Or, it could be that he sees the bulk of punitive damages awards (not counting the exceptionally outrageous stories that are usually about as inaccurate as most anecdotal evidence is) as being assessed against truly blameworthy defendants, and, even then, the frequency is fairly low, while the anecdotalosity keeps them in the corporate minds such that they really DO have a chilling effect on egregious corporate behavior. Or not.

Quote:
My beef is with his notion that keeping 25% of punitives won't be incentive enough to pursue them. Take a look at other areas where contingency fees are capped, like worker's comp or social security disability claims. They are capped at like 10% or something low like that. Yet there are plenty of attorneys willing to do this low-margin work.
________
- _What this exercise asks_:
1. Which two kinds of claims does the punitive damages discussion give as examples of areas with capped contingency fees?
2. Extend the punitive damages discussion past its final sentence.
________
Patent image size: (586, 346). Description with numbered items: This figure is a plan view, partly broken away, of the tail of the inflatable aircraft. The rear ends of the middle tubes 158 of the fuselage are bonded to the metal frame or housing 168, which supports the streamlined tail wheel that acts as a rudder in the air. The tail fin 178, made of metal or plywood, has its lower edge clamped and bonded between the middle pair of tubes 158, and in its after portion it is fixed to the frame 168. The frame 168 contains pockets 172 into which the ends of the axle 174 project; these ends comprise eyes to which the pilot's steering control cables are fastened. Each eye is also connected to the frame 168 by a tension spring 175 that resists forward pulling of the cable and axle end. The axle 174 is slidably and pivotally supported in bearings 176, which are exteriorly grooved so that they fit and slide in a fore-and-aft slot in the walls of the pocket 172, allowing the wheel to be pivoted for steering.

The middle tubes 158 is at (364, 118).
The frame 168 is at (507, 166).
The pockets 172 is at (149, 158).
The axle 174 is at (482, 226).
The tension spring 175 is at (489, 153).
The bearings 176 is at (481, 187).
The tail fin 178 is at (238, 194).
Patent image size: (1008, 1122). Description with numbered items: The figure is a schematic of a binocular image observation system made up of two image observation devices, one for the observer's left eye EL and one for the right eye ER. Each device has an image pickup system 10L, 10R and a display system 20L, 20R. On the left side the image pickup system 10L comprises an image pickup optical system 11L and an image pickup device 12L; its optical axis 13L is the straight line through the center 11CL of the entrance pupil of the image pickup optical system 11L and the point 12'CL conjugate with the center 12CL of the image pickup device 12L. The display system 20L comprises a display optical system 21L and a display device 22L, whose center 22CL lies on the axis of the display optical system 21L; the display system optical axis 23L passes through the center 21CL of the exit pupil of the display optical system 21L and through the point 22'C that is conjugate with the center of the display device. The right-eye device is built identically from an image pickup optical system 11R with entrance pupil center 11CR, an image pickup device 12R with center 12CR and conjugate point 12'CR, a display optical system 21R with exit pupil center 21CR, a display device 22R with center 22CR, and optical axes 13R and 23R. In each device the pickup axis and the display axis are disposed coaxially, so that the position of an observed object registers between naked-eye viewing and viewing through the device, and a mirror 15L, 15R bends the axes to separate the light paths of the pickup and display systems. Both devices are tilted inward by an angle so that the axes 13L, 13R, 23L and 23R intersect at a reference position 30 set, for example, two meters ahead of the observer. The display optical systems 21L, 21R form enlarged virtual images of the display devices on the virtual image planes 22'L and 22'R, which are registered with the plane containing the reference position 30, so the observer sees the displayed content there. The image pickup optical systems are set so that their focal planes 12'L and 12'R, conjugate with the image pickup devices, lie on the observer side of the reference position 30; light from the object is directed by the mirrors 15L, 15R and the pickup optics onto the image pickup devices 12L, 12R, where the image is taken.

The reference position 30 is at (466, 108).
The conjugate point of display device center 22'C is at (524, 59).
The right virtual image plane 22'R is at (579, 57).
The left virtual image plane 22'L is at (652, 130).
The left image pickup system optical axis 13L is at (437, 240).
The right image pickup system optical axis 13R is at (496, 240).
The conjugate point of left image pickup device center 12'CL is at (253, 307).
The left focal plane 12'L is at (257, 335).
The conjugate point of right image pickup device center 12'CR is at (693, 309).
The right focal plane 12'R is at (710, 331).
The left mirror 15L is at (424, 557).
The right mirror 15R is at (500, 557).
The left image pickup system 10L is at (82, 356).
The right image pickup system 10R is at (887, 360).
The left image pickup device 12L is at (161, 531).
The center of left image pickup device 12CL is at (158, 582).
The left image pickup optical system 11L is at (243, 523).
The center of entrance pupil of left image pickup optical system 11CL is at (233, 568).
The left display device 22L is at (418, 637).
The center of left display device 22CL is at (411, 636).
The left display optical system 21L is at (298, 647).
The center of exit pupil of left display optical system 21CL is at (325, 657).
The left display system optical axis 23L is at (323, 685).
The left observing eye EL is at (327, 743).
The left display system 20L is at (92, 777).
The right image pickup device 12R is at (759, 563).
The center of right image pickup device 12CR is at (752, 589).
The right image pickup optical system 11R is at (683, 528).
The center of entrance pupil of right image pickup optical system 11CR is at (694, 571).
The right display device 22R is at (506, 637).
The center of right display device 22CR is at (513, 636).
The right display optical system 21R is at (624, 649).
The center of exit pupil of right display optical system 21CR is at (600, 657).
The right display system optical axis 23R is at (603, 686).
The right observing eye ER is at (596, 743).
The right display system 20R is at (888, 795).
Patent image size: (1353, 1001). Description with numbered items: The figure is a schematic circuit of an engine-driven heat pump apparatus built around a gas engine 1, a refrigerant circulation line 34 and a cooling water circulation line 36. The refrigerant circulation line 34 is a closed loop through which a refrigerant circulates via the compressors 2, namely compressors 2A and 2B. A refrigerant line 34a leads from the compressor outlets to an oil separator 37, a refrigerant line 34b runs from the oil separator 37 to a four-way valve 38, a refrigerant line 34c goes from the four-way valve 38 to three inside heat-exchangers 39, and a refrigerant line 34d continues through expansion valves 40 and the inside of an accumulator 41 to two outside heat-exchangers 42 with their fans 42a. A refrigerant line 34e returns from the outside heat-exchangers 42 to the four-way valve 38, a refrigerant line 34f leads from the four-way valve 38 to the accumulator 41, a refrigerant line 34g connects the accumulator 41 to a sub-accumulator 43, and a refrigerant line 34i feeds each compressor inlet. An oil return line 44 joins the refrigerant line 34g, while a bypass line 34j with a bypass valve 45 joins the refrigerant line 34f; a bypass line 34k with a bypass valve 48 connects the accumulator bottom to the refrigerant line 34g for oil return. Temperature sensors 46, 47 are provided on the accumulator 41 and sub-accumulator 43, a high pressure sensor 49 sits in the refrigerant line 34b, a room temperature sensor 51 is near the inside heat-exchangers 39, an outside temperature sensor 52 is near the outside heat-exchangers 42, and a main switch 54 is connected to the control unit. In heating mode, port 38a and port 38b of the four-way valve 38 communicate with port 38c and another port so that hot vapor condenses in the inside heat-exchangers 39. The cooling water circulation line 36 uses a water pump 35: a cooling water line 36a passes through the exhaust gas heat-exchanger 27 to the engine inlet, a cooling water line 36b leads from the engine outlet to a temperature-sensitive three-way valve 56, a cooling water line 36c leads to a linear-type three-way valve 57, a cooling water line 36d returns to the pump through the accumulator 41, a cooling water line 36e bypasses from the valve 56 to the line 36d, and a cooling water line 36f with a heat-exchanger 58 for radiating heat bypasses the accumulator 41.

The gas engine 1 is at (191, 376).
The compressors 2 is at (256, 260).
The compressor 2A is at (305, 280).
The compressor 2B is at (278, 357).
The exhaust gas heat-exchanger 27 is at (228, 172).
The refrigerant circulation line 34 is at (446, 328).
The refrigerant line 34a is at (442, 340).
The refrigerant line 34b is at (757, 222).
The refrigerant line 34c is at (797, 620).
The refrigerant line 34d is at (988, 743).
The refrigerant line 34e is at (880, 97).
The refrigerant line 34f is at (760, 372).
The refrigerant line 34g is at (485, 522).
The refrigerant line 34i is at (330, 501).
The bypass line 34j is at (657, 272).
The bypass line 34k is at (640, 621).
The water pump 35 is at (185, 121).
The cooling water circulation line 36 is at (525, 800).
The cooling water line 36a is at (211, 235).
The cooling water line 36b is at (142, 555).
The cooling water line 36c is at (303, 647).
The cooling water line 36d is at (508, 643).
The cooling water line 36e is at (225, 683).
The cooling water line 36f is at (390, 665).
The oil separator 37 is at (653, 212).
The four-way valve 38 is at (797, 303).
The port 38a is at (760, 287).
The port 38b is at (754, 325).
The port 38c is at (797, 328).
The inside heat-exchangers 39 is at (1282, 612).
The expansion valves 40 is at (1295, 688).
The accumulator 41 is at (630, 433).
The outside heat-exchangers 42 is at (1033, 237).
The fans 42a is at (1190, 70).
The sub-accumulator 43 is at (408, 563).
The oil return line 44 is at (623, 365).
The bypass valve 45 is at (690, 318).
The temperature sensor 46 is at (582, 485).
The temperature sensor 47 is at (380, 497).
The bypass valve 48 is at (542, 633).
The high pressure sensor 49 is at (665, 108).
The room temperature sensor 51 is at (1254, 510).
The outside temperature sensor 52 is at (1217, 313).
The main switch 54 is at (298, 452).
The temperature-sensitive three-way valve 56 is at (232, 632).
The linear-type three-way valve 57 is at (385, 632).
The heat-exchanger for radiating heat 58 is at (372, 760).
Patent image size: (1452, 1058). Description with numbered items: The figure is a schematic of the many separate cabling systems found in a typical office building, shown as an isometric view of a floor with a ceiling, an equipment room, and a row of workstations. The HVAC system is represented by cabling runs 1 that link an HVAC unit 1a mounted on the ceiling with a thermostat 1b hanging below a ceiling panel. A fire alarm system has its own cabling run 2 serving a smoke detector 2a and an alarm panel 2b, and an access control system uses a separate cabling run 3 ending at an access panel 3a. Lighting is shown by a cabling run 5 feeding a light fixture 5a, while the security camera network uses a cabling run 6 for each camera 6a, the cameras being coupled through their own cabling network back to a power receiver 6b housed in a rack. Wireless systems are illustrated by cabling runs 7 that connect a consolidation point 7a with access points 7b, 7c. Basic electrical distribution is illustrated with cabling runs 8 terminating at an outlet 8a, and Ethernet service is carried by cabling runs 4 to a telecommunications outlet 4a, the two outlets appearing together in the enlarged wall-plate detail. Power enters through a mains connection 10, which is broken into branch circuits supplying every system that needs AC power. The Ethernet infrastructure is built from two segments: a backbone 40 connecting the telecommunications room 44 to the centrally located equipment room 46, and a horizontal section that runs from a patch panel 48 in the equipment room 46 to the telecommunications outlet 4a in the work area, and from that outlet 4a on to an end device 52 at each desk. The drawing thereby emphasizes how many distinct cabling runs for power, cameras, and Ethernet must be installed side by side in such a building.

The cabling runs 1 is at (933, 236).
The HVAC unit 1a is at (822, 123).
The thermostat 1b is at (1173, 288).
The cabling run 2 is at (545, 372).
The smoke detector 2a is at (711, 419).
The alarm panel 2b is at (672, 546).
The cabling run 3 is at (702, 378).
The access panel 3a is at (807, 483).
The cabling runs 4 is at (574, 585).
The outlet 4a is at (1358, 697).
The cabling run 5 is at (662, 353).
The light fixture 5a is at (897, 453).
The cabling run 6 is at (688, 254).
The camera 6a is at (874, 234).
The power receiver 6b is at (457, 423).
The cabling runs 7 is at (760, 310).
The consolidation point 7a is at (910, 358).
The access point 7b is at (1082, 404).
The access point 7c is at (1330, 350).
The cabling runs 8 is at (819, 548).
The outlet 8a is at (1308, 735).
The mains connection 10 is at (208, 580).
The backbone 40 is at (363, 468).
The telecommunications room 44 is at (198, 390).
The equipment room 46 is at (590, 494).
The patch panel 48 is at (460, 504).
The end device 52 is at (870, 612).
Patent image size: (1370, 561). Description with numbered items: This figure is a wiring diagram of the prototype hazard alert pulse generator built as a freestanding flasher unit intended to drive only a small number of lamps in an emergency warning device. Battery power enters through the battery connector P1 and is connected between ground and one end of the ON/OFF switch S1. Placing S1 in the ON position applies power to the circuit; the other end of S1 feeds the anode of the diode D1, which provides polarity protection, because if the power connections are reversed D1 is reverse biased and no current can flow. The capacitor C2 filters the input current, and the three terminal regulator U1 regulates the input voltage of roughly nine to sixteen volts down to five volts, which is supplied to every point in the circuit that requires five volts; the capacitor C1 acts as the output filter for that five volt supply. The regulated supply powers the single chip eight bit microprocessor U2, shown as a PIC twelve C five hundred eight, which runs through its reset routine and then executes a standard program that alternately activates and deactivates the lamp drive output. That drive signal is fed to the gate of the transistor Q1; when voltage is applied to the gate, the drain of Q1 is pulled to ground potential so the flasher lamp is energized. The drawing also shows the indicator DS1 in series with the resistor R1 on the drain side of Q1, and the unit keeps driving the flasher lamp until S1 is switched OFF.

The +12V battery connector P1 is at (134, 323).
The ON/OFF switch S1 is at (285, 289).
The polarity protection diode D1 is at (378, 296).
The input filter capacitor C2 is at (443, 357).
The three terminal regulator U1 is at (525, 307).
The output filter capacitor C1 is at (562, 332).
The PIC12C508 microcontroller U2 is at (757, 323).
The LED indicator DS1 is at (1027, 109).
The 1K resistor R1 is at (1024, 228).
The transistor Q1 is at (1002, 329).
________
- _Set of answers_:
1. Worker's comp claims and social security disability claims.

2.
The WC work, the SS work, and the other fee-capped fields are acceptably profitable because the frequency of recovery is so much higher than PI work. Take on an injured worker case, and you ARE going to get a recovery. SS is more problematic, but still not as dicey as PI. So, you can make money by getting 1/3 from the 10% of the PI cases that hit, or by getting 1/10 from the 90% of the WC cases that hit. But, a capped, or substantially limited, punitives probability (which is way south of the PI hit probability) makes it not worth the time and effort. Putting on a puni's case is a whole 'nuther case, and is usually more expensive and more complicated to run than the basic PI case itself, plus putting on a puni's case that isn't REALLY strong can kill your PI case - makes it all seem like greedy overreaching to a juror. Not a worthwhile risk unless the potential is high.

Quote:
It is just false that no one will do low margin work. AG is just angry that he may be relegated to doing lower margin work.
It ain't that big a factor in the life of the typical PI drudge. It's something to throw out at mediation, usually, and that's only if you get that far, since, in most states, you need to go back after serving your lawsuit and request permission from the court to amend and add the puni claim. Judges don't really like them.

Quote:
Liberals like AG are such hypocrits. They are for making as much money as they can and everyone else paying taxes.
No, that's me. AG probably likes paying taxes, as it makes his posts seem more sincere. NOT paying them makes mine seem more sincere.

Last edited by bilmore; 05-15-2004 at 01:23 AM..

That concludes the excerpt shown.